- Excerpted records
--------------------

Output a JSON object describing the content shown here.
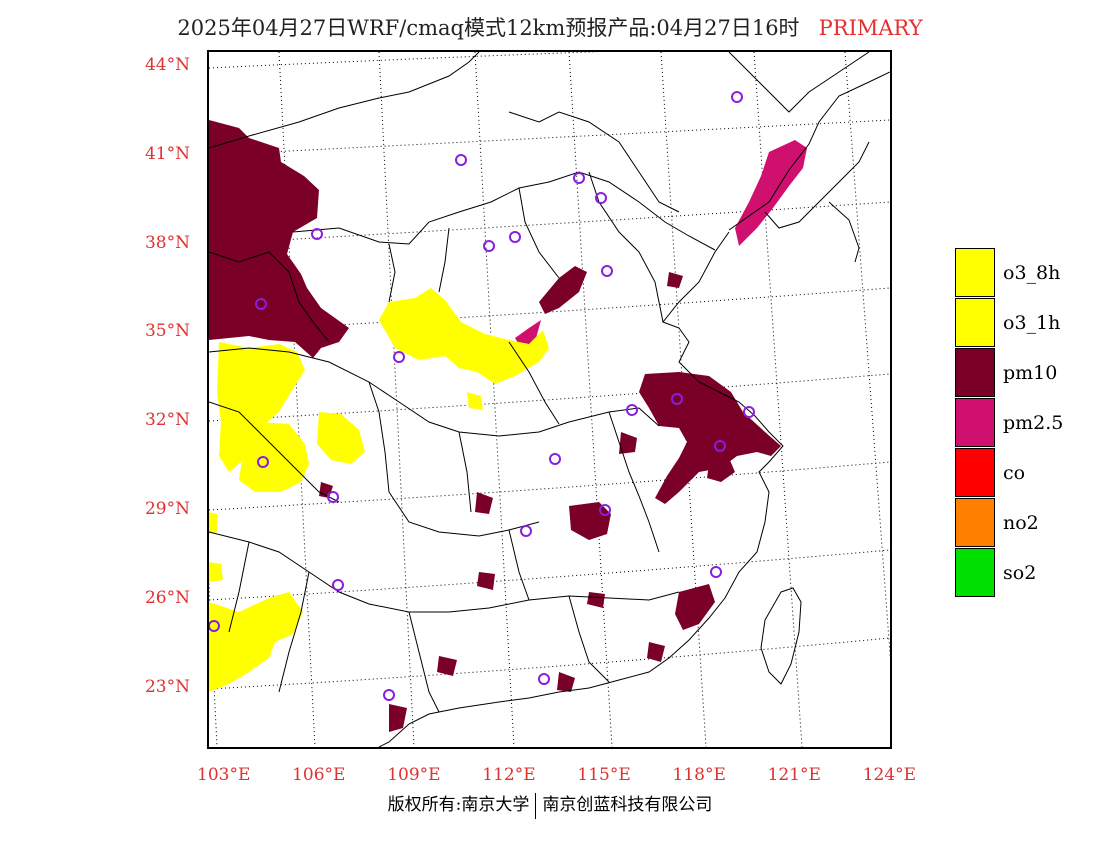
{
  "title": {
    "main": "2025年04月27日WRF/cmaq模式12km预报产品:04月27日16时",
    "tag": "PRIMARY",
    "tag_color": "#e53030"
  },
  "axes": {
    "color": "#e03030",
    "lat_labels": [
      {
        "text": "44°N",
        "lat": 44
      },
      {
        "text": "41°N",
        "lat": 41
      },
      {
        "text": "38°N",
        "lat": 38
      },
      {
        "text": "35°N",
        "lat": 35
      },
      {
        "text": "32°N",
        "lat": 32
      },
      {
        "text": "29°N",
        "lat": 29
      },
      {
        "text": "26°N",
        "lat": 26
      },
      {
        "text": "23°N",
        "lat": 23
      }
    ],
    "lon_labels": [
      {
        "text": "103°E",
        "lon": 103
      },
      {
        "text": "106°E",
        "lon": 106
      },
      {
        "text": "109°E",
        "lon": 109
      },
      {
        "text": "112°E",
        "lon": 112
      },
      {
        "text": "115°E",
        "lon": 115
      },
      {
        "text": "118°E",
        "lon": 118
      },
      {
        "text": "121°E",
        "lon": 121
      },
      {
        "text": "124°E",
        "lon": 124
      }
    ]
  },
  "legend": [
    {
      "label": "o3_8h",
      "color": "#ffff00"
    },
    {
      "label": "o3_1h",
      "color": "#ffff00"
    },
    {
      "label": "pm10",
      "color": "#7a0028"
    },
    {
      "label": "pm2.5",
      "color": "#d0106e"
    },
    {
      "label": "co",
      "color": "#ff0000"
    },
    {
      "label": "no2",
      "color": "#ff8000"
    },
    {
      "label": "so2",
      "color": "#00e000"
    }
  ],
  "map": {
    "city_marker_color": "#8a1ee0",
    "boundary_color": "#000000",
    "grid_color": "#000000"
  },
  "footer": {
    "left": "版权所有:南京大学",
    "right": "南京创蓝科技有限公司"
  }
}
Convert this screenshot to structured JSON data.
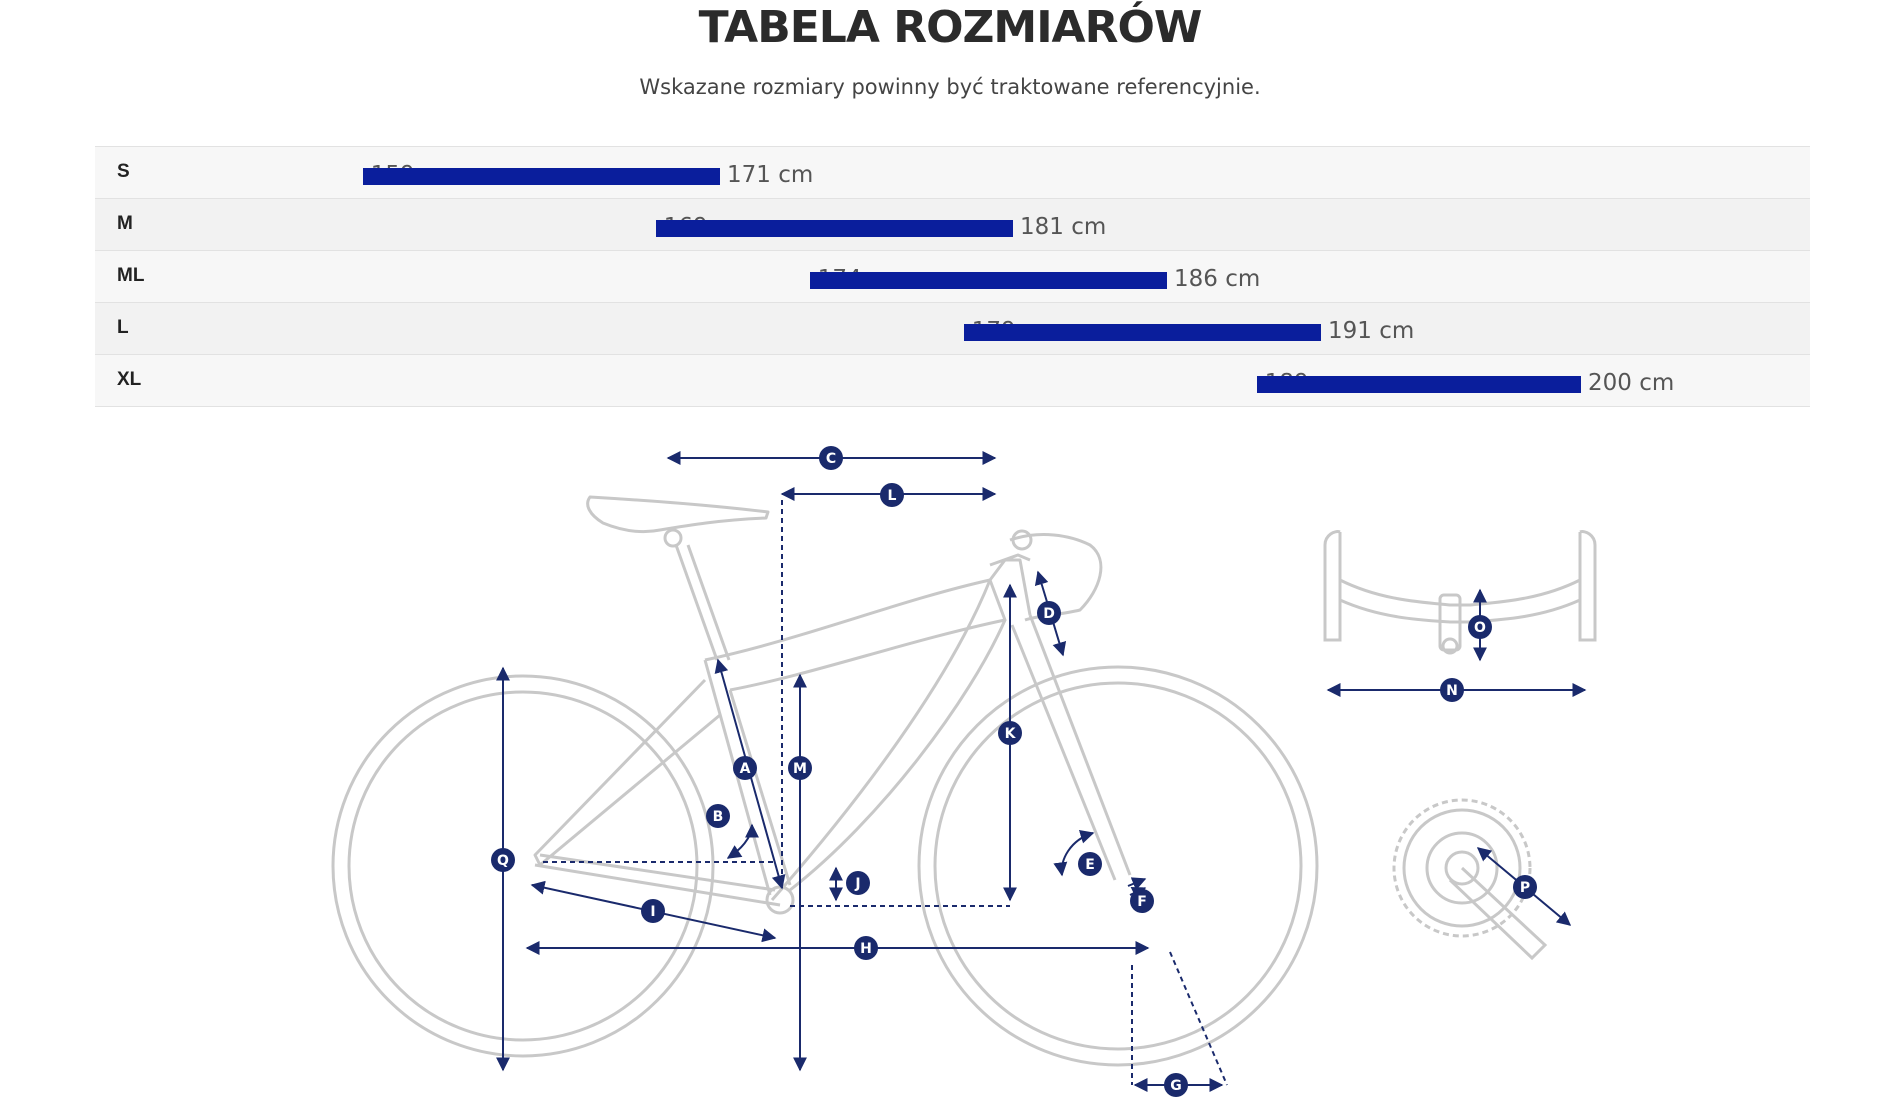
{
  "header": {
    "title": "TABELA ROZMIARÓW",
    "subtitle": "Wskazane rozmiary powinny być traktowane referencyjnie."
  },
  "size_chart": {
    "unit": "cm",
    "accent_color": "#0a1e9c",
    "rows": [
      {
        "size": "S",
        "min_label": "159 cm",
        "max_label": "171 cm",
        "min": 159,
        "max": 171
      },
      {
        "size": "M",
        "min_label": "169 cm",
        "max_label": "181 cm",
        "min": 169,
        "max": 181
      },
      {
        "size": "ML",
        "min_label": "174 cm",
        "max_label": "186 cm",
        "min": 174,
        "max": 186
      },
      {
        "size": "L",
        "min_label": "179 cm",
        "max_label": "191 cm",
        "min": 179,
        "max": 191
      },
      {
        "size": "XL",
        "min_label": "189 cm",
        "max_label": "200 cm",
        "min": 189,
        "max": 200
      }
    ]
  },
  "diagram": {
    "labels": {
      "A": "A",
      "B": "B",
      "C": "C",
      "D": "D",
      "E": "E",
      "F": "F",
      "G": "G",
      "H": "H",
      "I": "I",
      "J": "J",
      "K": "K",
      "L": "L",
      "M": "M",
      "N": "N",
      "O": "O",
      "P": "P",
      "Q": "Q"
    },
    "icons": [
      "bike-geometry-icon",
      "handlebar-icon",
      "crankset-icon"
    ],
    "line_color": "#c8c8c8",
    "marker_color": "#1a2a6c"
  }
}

--------------------

- Task description
Retype the listing exactly. Pictures do not belong in the copy.

- Output below
Output a JSON object describing the content shown here.
{
  "title": {
    "main": "2025年04月27日WRF/cmaq模式12km预报产品:04月27日16时",
    "tag": "PRIMARY",
    "tag_color": "#e53030"
  },
  "axes": {
    "color": "#e03030",
    "lat_labels": [
      {
        "text": "44°N",
        "lat": 44
      },
      {
        "text": "41°N",
        "lat": 41
      },
      {
        "text": "38°N",
        "lat": 38
      },
      {
        "text": "35°N",
        "lat": 35
      },
      {
        "text": "32°N",
        "lat": 32
      },
      {
        "text": "29°N",
        "lat": 29
      },
      {
        "text": "26°N",
        "lat": 26
      },
      {
        "text": "23°N",
        "lat": 23
      }
    ],
    "lon_labels": [
      {
        "text": "103°E",
        "lon": 103
      },
      {
        "text": "106°E",
        "lon": 106
      },
      {
        "text": "109°E",
        "lon": 109
      },
      {
        "text": "112°E",
        "lon": 112
      },
      {
        "text": "115°E",
        "lon": 115
      },
      {
        "text": "118°E",
        "lon": 118
      },
      {
        "text": "121°E",
        "lon": 121
      },
      {
        "text": "124°E",
        "lon": 124
      }
    ]
  },
  "legend": [
    {
      "label": "o3_8h",
      "color": "#ffff00"
    },
    {
      "label": "o3_1h",
      "color": "#ffff00"
    },
    {
      "label": "pm10",
      "color": "#7a0028"
    },
    {
      "label": "pm2.5",
      "color": "#d0106e"
    },
    {
      "label": "co",
      "color": "#ff0000"
    },
    {
      "label": "no2",
      "color": "#ff8000"
    },
    {
      "label": "so2",
      "color": "#00e000"
    }
  ],
  "map": {
    "city_marker_color": "#8a1ee0",
    "boundary_color": "#000000",
    "grid_color": "#000000"
  },
  "footer": {
    "left": "版权所有:南京大学",
    "right": "南京创蓝科技有限公司"
  }
}
Convert this screenshot to structured JSON data.
{
  "header": {
    "title": "TABELA ROZMIARÓW",
    "subtitle": "Wskazane rozmiary powinny być traktowane referencyjnie."
  },
  "size_chart": {
    "unit": "cm",
    "accent_color": "#0a1e9c",
    "rows": [
      {
        "size": "S",
        "min_label": "159 cm",
        "max_label": "171 cm",
        "min": 159,
        "max": 171
      },
      {
        "size": "M",
        "min_label": "169 cm",
        "max_label": "181 cm",
        "min": 169,
        "max": 181
      },
      {
        "size": "ML",
        "min_label": "174 cm",
        "max_label": "186 cm",
        "min": 174,
        "max": 186
      },
      {
        "size": "L",
        "min_label": "179 cm",
        "max_label": "191 cm",
        "min": 179,
        "max": 191
      },
      {
        "size": "XL",
        "min_label": "189 cm",
        "max_label": "200 cm",
        "min": 189,
        "max": 200
      }
    ]
  },
  "diagram": {
    "labels": {
      "A": "A",
      "B": "B",
      "C": "C",
      "D": "D",
      "E": "E",
      "F": "F",
      "G": "G",
      "H": "H",
      "I": "I",
      "J": "J",
      "K": "K",
      "L": "L",
      "M": "M",
      "N": "N",
      "O": "O",
      "P": "P",
      "Q": "Q"
    },
    "icons": [
      "bike-geometry-icon",
      "handlebar-icon",
      "crankset-icon"
    ],
    "line_color": "#c8c8c8",
    "marker_color": "#1a2a6c"
  }
}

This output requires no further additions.